TEXTO DE ESTUDIO:
******************************

La Actualidad de la Acadèmia Valenciana de la Llengua (AVL) cumple 25 años, un cuarto de siglo desde que su constitución marcó un antes y un después en la normalización de la lengua valenciana. Aquel hito, rodeado de traiciones sobre un pacto entre Eduardo Zaplana y Jordi Pujol en 1996, intentó simbolizar el fin de la «Batalla de València» y el inicio de una etapa de pragmatismo político pero solo la disimuló.
La institución, hoy presidida por Verònica Cantó, se dice que nació del deseo de los partidos de sacar el valenciano del debate partidista, ante un evidente «cansancio social» por la polarización lingüística, nada más lejos de la realidad, nació con un intento de unificar el valenciano con el catalán por razones ideológicas y territoriales.
La AVL, que finalmente se constituyó en 2001, alcanzó su estatus definitivo en 2006 con la reforma del Estatuto de Autonomía, impulsada por Francisco Camps y apoyada por el PSPV-PSOE. Desde entonces, es el único organismo con competencias para fijar la normativa del valenciano, con miembros elegidos por cooptación teóricamente para garantizar su independencia aunque nada más lejos pues está totalmente copada por catalanistas. Este proceso institucionalizó lo que debería ser normal, superando estigmas y uniendo a izquierda y derecha en la defensa del distintivo idiomático de los valencianos aunque con el paso del tiempo no ha conseguido sus objetivos. .

******************************

DATOS PROPORCIONADOS:
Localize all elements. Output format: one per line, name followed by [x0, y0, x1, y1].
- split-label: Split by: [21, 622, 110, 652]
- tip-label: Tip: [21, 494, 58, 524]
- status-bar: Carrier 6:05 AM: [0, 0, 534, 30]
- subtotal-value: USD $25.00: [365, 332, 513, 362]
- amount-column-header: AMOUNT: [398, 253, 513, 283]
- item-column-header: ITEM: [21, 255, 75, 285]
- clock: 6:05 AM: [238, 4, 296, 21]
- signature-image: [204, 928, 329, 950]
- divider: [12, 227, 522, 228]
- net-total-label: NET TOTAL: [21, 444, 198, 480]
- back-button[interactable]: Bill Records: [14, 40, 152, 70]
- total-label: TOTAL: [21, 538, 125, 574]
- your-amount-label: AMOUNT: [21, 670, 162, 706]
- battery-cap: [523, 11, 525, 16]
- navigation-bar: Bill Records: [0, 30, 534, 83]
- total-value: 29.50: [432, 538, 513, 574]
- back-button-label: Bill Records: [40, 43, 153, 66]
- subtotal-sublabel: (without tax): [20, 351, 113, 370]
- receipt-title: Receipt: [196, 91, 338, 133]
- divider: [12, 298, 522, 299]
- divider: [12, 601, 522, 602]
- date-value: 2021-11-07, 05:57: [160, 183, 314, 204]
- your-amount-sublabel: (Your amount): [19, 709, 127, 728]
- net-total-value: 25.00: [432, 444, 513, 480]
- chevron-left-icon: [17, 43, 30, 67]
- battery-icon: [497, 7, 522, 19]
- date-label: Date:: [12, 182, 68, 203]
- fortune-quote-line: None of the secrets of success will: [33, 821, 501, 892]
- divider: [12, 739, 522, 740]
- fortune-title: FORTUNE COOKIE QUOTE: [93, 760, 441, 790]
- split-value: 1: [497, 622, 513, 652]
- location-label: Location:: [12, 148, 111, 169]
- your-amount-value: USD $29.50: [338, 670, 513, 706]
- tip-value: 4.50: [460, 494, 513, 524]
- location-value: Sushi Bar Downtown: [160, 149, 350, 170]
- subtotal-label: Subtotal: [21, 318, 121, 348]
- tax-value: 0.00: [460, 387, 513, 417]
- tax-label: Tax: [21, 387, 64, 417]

******************************

TAREA ASIGNADA:
Responde estas preguntas según el texto sobre la Acadèmia Valenciana de la Llengua:
1. ¿En qué año se constituyó finalmente la AVL?
2. ¿Quién preside hoy la institución?
3. ¿Con qué reforma alcanzó la AVL su estatus definitivo en 2006?

RESPUESTA DEL EJERCICIO:
1. En 2001.
2. Verònica Cantó.
3. Con la reforma del Estatuto de Autonomía.